Source records
○ ○ ○
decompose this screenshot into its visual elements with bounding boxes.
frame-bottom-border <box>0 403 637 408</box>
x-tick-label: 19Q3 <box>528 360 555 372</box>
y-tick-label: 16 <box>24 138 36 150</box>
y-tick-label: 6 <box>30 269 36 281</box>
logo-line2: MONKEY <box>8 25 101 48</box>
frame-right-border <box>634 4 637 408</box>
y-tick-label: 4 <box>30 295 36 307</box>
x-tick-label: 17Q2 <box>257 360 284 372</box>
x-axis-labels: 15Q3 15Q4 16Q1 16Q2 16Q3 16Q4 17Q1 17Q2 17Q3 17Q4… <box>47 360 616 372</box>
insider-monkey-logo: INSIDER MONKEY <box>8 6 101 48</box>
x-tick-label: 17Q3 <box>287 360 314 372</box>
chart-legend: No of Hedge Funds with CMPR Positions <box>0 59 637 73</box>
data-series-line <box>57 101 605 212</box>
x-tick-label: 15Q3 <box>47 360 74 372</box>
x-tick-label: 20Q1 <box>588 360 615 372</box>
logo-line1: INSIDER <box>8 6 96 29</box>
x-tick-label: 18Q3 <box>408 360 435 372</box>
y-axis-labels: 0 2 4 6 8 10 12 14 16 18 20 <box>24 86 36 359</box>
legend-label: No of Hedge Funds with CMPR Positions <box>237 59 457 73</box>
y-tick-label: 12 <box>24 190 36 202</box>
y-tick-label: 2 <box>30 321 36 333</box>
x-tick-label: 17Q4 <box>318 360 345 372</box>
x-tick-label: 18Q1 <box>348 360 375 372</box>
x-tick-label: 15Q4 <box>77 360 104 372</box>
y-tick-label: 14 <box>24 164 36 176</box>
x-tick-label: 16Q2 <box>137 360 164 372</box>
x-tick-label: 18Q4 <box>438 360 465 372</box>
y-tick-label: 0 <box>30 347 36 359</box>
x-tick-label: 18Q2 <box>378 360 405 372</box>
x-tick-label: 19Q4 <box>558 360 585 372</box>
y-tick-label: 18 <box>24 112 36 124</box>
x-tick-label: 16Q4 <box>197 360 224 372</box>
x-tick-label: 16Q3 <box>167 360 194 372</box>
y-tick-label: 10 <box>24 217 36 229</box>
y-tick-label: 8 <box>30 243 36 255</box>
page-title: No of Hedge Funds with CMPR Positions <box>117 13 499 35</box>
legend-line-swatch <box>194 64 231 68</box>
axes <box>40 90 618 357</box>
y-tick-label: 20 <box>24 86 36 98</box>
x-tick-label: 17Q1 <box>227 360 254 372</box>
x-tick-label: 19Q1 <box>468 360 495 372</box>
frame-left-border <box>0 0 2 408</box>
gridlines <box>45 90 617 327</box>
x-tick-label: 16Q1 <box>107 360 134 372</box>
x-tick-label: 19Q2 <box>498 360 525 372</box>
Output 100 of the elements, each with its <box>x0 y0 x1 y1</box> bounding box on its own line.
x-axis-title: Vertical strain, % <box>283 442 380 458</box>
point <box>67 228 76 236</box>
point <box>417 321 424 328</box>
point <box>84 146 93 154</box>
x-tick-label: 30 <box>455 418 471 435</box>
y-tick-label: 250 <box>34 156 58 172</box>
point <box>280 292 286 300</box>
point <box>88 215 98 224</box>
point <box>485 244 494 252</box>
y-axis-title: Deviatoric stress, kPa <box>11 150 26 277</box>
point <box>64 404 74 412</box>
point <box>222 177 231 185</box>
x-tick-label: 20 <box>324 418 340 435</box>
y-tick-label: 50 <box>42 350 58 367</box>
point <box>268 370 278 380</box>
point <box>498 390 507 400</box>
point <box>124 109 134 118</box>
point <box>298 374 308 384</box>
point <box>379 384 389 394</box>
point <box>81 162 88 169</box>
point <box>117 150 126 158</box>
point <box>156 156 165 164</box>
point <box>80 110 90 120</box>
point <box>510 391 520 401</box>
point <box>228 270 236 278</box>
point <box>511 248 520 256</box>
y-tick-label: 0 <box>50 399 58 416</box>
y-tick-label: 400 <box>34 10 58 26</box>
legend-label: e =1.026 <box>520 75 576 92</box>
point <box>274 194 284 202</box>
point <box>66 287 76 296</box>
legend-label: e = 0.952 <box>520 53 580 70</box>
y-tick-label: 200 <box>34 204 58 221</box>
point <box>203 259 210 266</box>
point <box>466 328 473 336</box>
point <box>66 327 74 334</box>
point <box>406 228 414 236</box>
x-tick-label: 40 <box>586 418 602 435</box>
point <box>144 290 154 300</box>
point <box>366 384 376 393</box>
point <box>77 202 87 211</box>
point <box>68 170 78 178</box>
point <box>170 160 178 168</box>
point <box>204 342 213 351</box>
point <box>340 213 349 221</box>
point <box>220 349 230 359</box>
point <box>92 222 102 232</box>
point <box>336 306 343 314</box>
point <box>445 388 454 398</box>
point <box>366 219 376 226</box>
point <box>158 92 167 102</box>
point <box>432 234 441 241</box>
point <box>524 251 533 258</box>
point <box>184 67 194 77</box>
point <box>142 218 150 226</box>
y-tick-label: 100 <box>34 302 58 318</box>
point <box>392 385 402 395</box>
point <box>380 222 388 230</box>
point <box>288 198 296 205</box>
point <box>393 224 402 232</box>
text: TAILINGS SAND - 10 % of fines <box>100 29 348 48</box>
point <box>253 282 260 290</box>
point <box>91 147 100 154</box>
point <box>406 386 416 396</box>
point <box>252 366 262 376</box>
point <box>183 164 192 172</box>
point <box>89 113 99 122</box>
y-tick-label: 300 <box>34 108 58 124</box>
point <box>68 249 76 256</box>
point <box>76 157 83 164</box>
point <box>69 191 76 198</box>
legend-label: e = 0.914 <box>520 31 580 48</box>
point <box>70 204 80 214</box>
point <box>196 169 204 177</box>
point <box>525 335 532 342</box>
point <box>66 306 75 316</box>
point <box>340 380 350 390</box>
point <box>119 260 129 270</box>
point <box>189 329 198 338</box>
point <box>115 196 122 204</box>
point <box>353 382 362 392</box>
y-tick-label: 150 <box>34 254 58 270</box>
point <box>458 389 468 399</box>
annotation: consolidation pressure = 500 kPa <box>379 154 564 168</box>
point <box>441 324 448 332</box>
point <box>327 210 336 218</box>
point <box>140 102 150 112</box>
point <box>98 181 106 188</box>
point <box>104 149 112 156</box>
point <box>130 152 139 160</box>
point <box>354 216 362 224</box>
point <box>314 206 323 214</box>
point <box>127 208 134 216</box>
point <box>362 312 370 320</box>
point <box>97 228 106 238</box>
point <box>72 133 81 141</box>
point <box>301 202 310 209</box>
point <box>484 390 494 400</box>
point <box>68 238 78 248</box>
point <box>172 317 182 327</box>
○ ○ ○
Work to be completed:
Copy every line of the data above word for word, with nothing left out or changed.

Written response:
decompose this screenshot into its visual elements with bounding boxes.
frame-bottom-border <box>0 403 637 408</box>
x-tick-label: 19Q3 <box>528 360 555 372</box>
y-tick-label: 16 <box>24 138 36 150</box>
y-tick-label: 6 <box>30 269 36 281</box>
logo-line2: MONKEY <box>8 25 101 48</box>
frame-right-border <box>634 4 637 408</box>
y-tick-label: 4 <box>30 295 36 307</box>
x-tick-label: 17Q2 <box>257 360 284 372</box>
x-axis-labels: 15Q3 15Q4 16Q1 16Q2 16Q3 16Q4 17Q1 17Q2 17Q3 17Q4… <box>47 360 616 372</box>
insider-monkey-logo: INSIDER MONKEY <box>8 6 101 48</box>
x-tick-label: 17Q3 <box>287 360 314 372</box>
chart-legend: No of Hedge Funds with CMPR Positions <box>0 59 637 73</box>
data-series-line <box>57 101 605 212</box>
x-tick-label: 15Q3 <box>47 360 74 372</box>
x-tick-label: 20Q1 <box>588 360 615 372</box>
logo-line1: INSIDER <box>8 6 96 29</box>
x-tick-label: 18Q3 <box>408 360 435 372</box>
y-axis-labels: 0 2 4 6 8 10 12 14 16 18 20 <box>24 86 36 359</box>
legend-label: No of Hedge Funds with CMPR Positions <box>237 59 457 73</box>
y-tick-label: 12 <box>24 190 36 202</box>
y-tick-label: 2 <box>30 321 36 333</box>
x-tick-label: 17Q4 <box>318 360 345 372</box>
x-tick-label: 18Q1 <box>348 360 375 372</box>
x-tick-label: 15Q4 <box>77 360 104 372</box>
y-tick-label: 14 <box>24 164 36 176</box>
x-tick-label: 16Q2 <box>137 360 164 372</box>
x-tick-label: 18Q4 <box>438 360 465 372</box>
y-tick-label: 0 <box>30 347 36 359</box>
x-tick-label: 18Q2 <box>378 360 405 372</box>
x-tick-label: 19Q4 <box>558 360 585 372</box>
y-tick-label: 18 <box>24 112 36 124</box>
x-tick-label: 16Q4 <box>197 360 224 372</box>
x-tick-label: 16Q3 <box>167 360 194 372</box>
y-tick-label: 10 <box>24 217 36 229</box>
y-tick-label: 8 <box>30 243 36 255</box>
page-title: No of Hedge Funds with CMPR Positions <box>117 13 499 35</box>
legend-line-swatch <box>194 64 231 68</box>
axes <box>40 90 618 357</box>
y-tick-label: 20 <box>24 86 36 98</box>
x-tick-label: 17Q1 <box>227 360 254 372</box>
x-tick-label: 19Q1 <box>468 360 495 372</box>
frame-left-border <box>0 0 2 408</box>
gridlines <box>45 90 617 327</box>
x-tick-label: 16Q1 <box>107 360 134 372</box>
x-tick-label: 19Q2 <box>498 360 525 372</box>
Output 100 of the elements, each with its <box>x0 y0 x1 y1</box> bounding box on its own line.
x-axis-title: Vertical strain, % <box>283 442 380 458</box>
point <box>67 228 76 236</box>
point <box>417 321 424 328</box>
point <box>84 146 93 154</box>
x-tick-label: 30 <box>455 418 471 435</box>
y-tick-label: 250 <box>34 156 58 172</box>
point <box>280 292 286 300</box>
point <box>88 215 98 224</box>
point <box>485 244 494 252</box>
y-axis-title: Deviatoric stress, kPa <box>11 150 26 277</box>
point <box>64 404 74 412</box>
point <box>222 177 231 185</box>
x-tick-label: 20 <box>324 418 340 435</box>
y-tick-label: 50 <box>42 350 58 367</box>
point <box>268 370 278 380</box>
point <box>498 390 507 400</box>
point <box>124 109 134 118</box>
point <box>298 374 308 384</box>
point <box>379 384 389 394</box>
point <box>81 162 88 169</box>
point <box>117 150 126 158</box>
point <box>156 156 165 164</box>
point <box>80 110 90 120</box>
point <box>510 391 520 401</box>
point <box>228 270 236 278</box>
point <box>511 248 520 256</box>
y-tick-label: 0 <box>50 399 58 416</box>
y-tick-label: 400 <box>34 10 58 26</box>
legend-label: e =1.026 <box>520 75 576 92</box>
point <box>274 194 284 202</box>
point <box>66 287 76 296</box>
legend-label: e = 0.952 <box>520 53 580 70</box>
y-tick-label: 200 <box>34 204 58 221</box>
point <box>203 259 210 266</box>
point <box>466 328 473 336</box>
point <box>66 327 74 334</box>
point <box>406 228 414 236</box>
x-tick-label: 40 <box>586 418 602 435</box>
point <box>144 290 154 300</box>
point <box>366 384 376 393</box>
point <box>77 202 87 211</box>
point <box>68 170 78 178</box>
point <box>170 160 178 168</box>
point <box>204 342 213 351</box>
point <box>340 213 349 221</box>
point <box>220 349 230 359</box>
point <box>92 222 102 232</box>
point <box>336 306 343 314</box>
point <box>445 388 454 398</box>
point <box>366 219 376 226</box>
point <box>158 92 167 102</box>
point <box>432 234 441 241</box>
point <box>524 251 533 258</box>
point <box>184 67 194 77</box>
point <box>142 218 150 226</box>
y-tick-label: 100 <box>34 302 58 318</box>
point <box>392 385 402 395</box>
point <box>380 222 388 230</box>
point <box>288 198 296 205</box>
point <box>393 224 402 232</box>
text: TAILINGS SAND - 10 % of fines <box>100 29 348 48</box>
point <box>253 282 260 290</box>
point <box>91 147 100 154</box>
point <box>406 386 416 396</box>
point <box>252 366 262 376</box>
point <box>183 164 192 172</box>
point <box>89 113 99 122</box>
y-tick-label: 300 <box>34 108 58 124</box>
point <box>68 249 76 256</box>
point <box>76 157 83 164</box>
point <box>69 191 76 198</box>
legend-label: e = 0.914 <box>520 31 580 48</box>
point <box>70 204 80 214</box>
point <box>196 169 204 177</box>
point <box>525 335 532 342</box>
point <box>66 306 75 316</box>
point <box>340 380 350 390</box>
point <box>119 260 129 270</box>
point <box>189 329 198 338</box>
point <box>115 196 122 204</box>
point <box>353 382 362 392</box>
y-tick-label: 150 <box>34 254 58 270</box>
point <box>458 389 468 399</box>
annotation: consolidation pressure = 500 kPa <box>379 154 564 168</box>
point <box>441 324 448 332</box>
point <box>327 210 336 218</box>
point <box>140 102 150 112</box>
point <box>98 181 106 188</box>
point <box>104 149 112 156</box>
point <box>130 152 139 160</box>
point <box>354 216 362 224</box>
point <box>314 206 323 214</box>
point <box>127 208 134 216</box>
point <box>362 312 370 320</box>
point <box>97 228 106 238</box>
point <box>72 133 81 141</box>
point <box>301 202 310 209</box>
point <box>484 390 494 400</box>
point <box>68 238 78 248</box>
point <box>172 317 182 327</box>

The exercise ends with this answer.